Information given —
----------------

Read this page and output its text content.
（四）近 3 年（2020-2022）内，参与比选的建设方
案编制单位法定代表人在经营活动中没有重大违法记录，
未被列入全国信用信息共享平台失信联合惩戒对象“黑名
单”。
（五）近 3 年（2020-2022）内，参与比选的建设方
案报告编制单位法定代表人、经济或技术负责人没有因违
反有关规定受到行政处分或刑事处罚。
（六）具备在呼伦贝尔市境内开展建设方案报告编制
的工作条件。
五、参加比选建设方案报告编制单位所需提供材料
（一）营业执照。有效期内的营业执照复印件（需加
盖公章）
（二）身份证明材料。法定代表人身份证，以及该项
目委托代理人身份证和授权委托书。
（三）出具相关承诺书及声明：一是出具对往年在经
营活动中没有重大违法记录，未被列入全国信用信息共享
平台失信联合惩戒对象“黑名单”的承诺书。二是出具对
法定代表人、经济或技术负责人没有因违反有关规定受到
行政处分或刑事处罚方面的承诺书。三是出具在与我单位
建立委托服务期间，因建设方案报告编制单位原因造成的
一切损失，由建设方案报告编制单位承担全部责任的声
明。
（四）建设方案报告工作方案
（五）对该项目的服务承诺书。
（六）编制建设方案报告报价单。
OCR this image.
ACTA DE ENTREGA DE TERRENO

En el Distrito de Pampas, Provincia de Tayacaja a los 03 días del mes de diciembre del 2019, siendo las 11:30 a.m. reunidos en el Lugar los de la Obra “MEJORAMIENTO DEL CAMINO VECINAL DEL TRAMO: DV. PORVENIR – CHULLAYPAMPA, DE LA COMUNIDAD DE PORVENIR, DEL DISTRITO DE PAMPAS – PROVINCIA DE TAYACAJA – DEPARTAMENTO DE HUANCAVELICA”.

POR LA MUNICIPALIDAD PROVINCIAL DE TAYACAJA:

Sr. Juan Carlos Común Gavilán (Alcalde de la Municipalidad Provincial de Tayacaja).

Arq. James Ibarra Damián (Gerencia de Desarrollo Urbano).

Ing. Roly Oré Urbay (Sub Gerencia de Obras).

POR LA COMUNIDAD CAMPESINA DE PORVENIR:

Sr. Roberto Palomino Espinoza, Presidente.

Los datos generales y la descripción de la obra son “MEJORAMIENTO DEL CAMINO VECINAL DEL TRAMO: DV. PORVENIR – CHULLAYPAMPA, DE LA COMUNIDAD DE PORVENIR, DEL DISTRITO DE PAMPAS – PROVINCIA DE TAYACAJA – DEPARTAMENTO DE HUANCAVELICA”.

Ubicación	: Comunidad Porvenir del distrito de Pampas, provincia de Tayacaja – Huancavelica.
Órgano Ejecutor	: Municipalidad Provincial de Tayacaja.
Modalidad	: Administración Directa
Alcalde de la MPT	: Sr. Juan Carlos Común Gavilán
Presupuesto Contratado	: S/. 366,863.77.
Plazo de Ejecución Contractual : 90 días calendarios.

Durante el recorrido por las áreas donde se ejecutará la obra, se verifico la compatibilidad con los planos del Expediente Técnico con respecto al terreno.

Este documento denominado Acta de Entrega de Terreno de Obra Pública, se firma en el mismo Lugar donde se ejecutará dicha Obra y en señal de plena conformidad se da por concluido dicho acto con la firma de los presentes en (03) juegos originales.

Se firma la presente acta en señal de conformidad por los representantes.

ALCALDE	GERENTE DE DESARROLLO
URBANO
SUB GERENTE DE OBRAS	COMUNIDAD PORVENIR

----------------

Goal —
Identify the lines in the entries above that contain "this", then copy them out.

The reply —
Read this page and output its text content.
OCR this image.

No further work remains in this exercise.